## What the task requires
Look through the data below. Collect every line where the word "level" occurs.

## Data
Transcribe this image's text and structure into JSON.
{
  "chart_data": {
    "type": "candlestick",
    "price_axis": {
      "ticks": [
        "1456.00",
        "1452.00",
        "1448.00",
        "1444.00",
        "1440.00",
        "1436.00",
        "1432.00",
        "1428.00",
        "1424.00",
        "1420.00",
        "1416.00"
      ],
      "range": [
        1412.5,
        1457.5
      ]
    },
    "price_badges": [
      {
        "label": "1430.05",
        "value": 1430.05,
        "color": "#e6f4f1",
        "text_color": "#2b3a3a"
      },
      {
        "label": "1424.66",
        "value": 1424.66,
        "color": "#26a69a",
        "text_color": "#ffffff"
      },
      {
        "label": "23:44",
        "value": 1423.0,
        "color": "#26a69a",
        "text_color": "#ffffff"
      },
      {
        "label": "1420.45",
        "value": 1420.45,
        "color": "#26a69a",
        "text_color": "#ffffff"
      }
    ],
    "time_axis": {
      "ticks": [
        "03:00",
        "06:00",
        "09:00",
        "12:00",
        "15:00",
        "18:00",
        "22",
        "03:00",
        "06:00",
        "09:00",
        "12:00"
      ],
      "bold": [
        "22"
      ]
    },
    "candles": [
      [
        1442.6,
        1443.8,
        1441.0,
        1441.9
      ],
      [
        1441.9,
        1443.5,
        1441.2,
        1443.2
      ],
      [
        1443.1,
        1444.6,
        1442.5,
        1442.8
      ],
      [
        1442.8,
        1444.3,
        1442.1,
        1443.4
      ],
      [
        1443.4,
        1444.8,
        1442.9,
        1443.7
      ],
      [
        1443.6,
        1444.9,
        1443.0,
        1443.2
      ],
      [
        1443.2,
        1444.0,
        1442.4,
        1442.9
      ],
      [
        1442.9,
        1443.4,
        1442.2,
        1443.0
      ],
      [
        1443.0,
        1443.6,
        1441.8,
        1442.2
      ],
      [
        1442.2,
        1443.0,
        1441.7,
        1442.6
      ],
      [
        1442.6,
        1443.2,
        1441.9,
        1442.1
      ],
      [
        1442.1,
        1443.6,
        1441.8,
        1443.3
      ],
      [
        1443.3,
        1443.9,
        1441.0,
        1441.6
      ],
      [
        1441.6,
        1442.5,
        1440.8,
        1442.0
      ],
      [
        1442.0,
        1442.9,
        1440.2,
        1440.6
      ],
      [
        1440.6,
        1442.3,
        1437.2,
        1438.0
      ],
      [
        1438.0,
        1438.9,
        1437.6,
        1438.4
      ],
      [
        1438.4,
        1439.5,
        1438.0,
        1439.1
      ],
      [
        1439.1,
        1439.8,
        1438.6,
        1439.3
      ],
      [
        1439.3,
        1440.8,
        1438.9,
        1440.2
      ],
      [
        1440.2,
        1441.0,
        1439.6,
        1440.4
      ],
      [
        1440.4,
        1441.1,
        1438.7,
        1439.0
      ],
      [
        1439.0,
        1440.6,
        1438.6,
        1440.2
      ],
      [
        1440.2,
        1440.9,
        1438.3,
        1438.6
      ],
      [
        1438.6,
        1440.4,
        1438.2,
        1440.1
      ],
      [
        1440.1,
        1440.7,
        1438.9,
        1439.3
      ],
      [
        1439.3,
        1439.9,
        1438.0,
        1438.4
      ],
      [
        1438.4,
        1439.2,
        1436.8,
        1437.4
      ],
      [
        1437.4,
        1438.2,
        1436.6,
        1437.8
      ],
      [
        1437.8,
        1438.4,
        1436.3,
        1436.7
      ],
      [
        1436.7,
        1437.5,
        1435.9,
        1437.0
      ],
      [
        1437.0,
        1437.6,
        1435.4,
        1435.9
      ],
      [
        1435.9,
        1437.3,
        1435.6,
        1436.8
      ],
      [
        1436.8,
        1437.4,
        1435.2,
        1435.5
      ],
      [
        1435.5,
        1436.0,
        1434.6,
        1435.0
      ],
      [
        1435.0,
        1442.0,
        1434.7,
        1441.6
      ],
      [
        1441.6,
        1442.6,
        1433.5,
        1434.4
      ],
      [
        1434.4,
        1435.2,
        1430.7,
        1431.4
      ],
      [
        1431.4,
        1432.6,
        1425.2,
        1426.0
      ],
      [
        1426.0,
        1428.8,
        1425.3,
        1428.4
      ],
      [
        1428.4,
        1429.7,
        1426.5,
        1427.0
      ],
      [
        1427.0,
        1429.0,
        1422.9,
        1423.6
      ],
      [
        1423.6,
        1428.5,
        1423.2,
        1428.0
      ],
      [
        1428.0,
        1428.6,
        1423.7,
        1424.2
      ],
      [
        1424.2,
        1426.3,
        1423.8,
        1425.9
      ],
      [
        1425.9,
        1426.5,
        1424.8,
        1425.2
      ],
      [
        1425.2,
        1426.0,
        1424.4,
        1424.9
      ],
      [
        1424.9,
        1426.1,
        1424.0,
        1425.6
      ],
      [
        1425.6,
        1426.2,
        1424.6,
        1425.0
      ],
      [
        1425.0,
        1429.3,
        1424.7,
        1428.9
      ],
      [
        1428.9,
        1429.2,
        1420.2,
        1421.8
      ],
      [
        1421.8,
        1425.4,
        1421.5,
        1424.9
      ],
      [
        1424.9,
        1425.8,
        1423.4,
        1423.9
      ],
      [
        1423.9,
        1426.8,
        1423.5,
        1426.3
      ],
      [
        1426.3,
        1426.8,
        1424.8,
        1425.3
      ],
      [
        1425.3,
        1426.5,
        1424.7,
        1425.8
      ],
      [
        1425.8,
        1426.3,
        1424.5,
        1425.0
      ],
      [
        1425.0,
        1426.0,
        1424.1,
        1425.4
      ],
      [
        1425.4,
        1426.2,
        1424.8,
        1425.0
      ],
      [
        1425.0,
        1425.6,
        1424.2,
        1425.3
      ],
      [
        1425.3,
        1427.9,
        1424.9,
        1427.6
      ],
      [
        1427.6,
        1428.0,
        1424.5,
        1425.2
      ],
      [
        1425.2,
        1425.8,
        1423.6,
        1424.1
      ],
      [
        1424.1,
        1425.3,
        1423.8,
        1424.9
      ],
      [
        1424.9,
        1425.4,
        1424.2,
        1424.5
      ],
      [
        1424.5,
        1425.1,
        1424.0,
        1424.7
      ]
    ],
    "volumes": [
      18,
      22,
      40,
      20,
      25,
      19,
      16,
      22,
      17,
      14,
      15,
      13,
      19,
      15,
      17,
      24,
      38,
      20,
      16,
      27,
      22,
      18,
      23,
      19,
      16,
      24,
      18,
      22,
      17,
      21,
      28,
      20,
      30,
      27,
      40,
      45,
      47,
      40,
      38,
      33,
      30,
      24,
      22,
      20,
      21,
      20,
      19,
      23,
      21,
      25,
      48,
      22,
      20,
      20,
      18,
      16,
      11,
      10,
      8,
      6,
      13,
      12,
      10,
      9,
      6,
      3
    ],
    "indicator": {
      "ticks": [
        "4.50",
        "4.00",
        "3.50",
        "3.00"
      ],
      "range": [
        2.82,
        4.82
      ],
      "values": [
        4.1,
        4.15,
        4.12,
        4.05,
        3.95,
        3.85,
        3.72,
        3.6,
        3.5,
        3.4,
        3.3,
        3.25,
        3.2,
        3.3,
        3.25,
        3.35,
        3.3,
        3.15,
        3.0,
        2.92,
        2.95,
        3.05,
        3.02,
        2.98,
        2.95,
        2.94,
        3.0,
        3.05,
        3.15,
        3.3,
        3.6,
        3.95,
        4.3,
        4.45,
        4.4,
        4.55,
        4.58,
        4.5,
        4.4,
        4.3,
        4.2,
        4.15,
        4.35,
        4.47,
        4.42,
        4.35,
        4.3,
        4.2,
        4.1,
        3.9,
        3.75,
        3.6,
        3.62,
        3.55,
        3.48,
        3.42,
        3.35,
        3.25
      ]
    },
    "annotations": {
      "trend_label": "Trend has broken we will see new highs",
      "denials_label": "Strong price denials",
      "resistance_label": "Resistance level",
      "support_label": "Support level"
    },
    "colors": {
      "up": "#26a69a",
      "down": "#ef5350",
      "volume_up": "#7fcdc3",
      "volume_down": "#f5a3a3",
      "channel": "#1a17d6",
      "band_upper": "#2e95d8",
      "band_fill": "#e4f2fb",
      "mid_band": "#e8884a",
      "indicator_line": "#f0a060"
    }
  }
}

## In response
      "resistance_label": "Resistance level",
      "support_label": "Support level"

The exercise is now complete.